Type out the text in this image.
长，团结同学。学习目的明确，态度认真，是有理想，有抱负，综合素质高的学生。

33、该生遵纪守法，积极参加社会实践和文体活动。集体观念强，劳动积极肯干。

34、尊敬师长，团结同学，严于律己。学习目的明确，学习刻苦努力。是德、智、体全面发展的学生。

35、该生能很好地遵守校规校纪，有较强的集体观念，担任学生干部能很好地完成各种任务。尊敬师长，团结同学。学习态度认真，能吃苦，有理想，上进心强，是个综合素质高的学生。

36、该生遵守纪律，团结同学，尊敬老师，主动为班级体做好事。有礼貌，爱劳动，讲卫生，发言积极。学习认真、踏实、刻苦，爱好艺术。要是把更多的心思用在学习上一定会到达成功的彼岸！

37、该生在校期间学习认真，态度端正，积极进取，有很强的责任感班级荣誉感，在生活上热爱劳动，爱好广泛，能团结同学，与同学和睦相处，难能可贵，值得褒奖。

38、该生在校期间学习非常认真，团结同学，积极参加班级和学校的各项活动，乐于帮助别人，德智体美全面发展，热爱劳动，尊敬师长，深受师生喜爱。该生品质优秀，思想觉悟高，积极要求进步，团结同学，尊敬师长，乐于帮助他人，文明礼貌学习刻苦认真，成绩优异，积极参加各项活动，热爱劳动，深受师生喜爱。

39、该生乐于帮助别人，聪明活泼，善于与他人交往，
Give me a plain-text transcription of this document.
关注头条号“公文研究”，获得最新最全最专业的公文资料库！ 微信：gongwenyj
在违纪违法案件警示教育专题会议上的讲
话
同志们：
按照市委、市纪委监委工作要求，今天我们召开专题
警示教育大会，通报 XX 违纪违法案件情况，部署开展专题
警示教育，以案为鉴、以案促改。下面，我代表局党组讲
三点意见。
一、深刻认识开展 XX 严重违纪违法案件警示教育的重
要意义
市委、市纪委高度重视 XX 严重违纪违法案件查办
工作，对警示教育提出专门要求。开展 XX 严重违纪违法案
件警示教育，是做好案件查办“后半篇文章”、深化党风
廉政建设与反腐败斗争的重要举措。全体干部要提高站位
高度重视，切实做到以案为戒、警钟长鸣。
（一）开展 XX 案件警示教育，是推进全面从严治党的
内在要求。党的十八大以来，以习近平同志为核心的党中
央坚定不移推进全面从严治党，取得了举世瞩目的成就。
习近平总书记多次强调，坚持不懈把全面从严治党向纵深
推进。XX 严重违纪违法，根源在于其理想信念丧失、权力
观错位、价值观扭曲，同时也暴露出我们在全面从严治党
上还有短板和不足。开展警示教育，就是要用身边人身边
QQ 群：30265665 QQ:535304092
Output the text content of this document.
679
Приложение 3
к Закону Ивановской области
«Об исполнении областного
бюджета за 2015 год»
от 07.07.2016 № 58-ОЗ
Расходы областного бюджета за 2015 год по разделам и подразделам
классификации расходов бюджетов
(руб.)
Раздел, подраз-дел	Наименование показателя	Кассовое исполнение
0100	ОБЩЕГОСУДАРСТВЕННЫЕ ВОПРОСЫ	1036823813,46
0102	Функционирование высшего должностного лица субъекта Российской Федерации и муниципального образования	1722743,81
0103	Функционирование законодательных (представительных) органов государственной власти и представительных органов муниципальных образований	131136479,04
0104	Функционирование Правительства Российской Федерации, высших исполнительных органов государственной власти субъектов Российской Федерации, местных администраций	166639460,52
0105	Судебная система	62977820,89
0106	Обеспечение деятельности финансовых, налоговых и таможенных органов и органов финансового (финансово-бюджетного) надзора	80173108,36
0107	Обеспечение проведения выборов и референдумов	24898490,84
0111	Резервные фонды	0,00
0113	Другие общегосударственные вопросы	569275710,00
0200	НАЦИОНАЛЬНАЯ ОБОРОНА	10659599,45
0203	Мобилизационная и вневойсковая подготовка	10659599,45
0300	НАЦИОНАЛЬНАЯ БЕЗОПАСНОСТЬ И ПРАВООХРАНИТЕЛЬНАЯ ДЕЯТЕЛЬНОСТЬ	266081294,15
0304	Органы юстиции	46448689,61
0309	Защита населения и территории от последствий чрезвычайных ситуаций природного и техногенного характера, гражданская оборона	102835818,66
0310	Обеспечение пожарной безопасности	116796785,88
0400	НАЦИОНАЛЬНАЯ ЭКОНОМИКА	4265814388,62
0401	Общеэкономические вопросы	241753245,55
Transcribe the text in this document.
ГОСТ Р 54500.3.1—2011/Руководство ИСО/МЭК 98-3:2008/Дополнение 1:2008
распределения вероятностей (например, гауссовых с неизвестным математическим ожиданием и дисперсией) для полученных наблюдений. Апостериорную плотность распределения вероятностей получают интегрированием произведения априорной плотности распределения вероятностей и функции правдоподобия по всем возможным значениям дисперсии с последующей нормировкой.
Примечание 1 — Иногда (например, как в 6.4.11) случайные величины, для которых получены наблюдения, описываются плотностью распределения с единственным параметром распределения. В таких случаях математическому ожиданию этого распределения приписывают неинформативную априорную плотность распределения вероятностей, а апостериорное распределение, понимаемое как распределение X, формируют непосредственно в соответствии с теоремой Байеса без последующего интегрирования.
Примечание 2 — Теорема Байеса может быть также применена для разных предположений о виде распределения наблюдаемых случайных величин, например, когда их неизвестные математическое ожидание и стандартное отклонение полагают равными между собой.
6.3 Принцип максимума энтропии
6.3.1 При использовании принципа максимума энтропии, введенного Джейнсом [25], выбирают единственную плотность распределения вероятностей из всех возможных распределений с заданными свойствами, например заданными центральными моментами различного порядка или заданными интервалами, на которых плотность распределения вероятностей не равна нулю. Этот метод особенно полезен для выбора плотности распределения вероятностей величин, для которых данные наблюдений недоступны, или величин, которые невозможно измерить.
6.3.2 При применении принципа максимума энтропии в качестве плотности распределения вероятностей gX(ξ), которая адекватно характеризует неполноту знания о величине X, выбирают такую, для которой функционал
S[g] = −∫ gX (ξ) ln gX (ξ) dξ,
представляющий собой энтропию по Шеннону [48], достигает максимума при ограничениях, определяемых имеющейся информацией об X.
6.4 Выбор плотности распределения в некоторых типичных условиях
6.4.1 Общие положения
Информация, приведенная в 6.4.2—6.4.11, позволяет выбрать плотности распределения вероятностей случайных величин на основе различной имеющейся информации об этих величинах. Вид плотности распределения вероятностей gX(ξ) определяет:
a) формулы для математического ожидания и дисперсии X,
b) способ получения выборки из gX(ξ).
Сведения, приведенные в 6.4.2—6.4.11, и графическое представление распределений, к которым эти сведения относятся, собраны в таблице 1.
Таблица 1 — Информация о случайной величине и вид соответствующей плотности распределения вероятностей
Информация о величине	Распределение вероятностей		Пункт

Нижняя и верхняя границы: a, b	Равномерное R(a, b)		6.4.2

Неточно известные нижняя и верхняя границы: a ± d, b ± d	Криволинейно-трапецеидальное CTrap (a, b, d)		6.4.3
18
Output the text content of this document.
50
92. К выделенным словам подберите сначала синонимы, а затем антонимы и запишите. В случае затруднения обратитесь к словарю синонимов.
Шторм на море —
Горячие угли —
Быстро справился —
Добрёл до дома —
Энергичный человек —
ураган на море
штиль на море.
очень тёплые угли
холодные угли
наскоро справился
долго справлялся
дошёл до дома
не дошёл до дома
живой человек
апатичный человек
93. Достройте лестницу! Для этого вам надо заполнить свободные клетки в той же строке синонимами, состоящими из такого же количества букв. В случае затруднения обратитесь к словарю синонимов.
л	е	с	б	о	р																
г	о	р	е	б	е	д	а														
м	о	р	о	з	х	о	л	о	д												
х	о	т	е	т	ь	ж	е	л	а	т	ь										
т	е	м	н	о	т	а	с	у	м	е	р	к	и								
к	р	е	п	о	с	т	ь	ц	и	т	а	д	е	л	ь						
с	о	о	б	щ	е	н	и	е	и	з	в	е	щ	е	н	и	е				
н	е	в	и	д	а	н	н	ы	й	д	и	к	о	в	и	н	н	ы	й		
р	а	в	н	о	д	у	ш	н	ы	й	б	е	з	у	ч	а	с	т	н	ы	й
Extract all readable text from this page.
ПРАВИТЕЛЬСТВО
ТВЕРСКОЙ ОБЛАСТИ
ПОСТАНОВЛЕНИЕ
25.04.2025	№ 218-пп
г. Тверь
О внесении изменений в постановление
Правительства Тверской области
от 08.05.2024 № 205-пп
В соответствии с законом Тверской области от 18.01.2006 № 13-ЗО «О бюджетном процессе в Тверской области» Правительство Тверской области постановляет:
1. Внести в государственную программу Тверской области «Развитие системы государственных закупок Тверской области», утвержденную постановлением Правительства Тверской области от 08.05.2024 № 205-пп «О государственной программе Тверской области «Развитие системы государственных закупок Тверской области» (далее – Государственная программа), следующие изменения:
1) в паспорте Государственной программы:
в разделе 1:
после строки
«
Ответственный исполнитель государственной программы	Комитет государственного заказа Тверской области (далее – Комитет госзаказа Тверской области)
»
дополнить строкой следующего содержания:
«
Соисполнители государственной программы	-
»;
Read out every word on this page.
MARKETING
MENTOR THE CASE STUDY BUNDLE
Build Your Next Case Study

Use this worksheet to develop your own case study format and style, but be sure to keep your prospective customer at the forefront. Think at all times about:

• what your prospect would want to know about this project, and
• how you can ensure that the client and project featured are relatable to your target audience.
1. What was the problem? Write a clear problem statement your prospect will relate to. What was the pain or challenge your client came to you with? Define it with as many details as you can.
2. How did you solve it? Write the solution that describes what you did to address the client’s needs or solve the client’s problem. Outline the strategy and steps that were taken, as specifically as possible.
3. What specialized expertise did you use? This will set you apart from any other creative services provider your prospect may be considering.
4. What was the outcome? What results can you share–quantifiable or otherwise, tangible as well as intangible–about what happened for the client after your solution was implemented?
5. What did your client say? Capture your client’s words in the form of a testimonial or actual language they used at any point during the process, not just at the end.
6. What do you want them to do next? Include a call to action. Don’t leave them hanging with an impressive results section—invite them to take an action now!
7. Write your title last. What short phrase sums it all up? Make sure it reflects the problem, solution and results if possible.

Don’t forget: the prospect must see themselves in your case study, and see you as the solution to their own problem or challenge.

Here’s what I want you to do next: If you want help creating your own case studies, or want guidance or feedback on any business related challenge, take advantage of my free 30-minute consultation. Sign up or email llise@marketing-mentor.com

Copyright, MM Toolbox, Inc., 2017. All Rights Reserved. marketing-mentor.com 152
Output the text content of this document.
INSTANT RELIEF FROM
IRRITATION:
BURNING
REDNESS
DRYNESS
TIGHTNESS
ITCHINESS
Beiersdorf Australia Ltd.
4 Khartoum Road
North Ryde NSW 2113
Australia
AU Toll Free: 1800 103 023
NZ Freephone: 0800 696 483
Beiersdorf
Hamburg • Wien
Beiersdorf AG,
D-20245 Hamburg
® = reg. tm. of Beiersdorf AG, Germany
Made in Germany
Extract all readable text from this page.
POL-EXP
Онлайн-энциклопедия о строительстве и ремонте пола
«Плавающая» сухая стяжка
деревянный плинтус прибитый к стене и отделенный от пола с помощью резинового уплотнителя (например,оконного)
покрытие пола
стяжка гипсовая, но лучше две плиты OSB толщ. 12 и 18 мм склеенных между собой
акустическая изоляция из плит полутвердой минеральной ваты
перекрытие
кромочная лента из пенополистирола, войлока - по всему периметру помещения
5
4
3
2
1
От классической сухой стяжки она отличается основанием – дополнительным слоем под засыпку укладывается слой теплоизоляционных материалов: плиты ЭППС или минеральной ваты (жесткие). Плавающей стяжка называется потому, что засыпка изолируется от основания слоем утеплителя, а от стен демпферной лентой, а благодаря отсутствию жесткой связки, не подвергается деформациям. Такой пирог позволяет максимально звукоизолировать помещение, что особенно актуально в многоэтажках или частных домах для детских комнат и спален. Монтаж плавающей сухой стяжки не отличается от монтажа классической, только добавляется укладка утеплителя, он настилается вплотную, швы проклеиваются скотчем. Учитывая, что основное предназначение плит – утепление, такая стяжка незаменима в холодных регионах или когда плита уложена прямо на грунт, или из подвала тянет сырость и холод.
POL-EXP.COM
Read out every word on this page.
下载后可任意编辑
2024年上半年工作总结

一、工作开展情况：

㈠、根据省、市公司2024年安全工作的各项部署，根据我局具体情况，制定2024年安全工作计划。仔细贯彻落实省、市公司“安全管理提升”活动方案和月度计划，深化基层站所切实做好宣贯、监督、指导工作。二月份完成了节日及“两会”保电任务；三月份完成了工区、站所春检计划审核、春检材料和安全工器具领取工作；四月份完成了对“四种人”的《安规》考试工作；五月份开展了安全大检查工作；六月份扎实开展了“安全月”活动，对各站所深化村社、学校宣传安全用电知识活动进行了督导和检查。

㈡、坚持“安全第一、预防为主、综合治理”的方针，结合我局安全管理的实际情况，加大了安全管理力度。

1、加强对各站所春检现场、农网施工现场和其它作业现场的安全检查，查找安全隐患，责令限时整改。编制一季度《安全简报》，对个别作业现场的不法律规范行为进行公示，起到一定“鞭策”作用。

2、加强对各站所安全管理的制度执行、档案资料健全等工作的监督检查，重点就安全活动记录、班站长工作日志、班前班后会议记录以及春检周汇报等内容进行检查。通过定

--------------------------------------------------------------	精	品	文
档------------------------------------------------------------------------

#####

Of all the lines in the entries, how many contain the word "that"? Give only the number.

TASK SOLUTION ::
2